■ SHORT TASK ■
Pick out each line of the records that includes the string "title", and copy it.

[Lines of data]
################

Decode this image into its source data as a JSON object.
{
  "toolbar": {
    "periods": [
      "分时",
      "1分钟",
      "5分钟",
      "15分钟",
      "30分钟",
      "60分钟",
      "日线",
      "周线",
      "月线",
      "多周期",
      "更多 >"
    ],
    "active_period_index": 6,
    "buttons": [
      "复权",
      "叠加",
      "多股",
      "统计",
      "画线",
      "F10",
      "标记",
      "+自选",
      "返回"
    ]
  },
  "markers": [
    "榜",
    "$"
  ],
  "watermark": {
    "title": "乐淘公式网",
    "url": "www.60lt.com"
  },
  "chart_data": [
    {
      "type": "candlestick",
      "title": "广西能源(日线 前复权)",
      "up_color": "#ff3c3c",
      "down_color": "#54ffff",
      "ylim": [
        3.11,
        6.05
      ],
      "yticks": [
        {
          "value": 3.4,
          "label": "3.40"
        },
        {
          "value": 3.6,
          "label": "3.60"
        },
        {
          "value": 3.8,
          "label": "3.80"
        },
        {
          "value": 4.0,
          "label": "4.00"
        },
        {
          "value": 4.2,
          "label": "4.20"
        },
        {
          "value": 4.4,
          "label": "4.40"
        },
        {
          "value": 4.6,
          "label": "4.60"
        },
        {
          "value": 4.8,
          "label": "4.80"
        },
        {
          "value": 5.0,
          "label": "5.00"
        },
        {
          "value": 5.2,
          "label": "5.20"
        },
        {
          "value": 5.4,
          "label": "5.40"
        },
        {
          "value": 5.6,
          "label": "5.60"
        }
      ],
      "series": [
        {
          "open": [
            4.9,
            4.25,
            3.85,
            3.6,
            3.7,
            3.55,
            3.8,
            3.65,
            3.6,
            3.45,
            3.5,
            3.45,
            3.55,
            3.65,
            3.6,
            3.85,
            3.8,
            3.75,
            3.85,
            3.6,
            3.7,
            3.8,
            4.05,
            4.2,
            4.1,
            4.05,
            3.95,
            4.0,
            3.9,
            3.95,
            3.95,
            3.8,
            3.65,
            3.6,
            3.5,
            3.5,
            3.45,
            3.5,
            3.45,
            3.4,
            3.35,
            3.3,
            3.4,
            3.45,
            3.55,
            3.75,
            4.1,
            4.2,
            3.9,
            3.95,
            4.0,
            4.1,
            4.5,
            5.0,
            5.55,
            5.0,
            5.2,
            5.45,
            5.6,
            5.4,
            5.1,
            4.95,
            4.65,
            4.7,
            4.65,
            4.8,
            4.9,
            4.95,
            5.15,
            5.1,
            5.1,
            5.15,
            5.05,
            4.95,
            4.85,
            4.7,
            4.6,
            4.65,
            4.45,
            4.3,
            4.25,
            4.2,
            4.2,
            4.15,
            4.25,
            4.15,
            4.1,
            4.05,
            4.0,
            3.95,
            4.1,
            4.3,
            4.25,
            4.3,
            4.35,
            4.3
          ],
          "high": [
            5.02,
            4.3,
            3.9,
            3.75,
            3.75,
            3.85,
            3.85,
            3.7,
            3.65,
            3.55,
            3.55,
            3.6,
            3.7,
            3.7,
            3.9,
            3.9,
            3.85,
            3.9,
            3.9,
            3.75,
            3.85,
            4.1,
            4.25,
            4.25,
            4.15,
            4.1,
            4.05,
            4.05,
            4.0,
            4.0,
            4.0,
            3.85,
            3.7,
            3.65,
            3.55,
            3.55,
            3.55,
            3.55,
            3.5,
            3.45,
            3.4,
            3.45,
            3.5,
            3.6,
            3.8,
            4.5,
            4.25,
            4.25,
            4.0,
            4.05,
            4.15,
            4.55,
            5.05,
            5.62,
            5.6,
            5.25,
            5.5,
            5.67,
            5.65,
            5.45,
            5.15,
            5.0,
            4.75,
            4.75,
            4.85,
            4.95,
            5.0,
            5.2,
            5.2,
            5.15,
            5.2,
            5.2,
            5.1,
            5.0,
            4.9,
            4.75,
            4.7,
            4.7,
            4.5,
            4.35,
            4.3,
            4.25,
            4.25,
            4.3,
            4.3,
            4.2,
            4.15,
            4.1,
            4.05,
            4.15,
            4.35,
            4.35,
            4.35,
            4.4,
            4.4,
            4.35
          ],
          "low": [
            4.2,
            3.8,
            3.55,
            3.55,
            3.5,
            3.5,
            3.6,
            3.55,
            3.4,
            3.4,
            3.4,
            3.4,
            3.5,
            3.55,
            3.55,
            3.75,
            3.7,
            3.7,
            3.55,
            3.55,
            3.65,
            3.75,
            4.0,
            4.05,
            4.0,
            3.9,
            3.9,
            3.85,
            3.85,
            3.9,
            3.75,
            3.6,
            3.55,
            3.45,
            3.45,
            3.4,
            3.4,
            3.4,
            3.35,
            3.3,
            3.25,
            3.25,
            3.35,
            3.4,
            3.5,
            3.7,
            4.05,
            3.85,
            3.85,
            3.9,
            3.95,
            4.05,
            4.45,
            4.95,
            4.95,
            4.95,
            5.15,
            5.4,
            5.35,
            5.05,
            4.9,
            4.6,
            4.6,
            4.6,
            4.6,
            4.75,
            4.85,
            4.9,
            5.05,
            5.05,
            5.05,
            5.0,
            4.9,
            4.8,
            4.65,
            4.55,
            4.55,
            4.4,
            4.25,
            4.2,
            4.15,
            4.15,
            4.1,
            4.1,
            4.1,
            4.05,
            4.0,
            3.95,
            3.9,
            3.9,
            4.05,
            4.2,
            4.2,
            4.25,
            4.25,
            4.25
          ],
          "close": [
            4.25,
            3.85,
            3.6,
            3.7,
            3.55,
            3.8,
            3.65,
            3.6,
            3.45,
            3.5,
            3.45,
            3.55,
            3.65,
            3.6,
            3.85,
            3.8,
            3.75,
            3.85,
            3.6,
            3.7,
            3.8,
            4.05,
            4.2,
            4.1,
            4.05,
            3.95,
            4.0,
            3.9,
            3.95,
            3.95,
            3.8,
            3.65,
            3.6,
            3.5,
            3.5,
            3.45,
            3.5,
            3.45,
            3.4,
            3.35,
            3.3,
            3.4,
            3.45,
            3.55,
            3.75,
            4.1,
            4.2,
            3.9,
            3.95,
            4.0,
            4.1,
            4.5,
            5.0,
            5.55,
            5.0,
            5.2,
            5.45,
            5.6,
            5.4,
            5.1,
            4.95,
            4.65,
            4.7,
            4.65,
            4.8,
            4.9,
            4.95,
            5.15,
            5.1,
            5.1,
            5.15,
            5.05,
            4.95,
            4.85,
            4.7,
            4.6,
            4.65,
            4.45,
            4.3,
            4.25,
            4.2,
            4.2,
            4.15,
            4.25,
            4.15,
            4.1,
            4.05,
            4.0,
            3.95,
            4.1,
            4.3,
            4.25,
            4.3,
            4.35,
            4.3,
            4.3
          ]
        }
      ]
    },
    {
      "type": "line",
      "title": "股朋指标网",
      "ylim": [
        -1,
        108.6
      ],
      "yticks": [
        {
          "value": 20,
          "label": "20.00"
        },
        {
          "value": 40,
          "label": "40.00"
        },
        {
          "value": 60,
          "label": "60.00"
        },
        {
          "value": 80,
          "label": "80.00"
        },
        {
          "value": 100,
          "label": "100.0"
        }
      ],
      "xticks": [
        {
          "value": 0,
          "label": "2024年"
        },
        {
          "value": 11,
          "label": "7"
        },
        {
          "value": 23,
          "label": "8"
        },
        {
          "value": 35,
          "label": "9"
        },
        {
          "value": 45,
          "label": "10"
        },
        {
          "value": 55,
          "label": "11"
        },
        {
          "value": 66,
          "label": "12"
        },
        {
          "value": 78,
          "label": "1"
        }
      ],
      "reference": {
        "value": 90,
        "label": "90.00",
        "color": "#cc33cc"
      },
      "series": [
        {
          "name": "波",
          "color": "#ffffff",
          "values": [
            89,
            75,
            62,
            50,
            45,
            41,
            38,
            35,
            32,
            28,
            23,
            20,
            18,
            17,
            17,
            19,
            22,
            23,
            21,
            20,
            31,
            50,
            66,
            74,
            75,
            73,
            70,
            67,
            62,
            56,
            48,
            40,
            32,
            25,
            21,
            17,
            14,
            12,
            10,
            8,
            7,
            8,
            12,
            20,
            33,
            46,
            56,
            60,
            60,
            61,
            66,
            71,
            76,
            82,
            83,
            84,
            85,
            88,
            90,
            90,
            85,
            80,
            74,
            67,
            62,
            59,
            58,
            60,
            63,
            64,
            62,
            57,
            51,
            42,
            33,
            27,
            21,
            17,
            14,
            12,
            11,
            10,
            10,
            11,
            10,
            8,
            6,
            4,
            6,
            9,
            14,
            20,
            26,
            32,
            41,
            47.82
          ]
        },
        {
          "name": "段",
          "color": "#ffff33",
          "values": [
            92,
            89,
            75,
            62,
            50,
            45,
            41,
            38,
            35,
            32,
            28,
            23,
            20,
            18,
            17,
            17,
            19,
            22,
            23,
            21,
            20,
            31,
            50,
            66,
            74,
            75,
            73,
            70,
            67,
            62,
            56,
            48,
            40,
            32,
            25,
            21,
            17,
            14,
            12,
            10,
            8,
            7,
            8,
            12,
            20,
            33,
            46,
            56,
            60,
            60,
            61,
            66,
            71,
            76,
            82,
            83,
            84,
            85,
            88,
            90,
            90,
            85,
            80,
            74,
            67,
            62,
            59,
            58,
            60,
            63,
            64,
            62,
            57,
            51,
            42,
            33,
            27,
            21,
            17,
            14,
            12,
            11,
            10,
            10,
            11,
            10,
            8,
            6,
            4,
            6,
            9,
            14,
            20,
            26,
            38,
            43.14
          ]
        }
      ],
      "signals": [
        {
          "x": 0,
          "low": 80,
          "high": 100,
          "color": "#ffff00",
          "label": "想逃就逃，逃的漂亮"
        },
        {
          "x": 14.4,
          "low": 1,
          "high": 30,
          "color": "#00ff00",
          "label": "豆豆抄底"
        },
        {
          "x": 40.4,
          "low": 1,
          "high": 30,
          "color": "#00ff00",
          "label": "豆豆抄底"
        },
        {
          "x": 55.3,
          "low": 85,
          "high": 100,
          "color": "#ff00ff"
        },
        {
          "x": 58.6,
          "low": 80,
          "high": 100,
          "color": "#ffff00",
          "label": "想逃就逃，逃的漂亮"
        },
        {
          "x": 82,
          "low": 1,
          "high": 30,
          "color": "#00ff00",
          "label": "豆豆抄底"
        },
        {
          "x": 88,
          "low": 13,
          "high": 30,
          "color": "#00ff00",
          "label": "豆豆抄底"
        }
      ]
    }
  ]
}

################

■ FINAL ANSWER ■
    "title": "乐淘公式网",
      "title": "广西能源(日线 前复权)",
      "title": "股朋指标网",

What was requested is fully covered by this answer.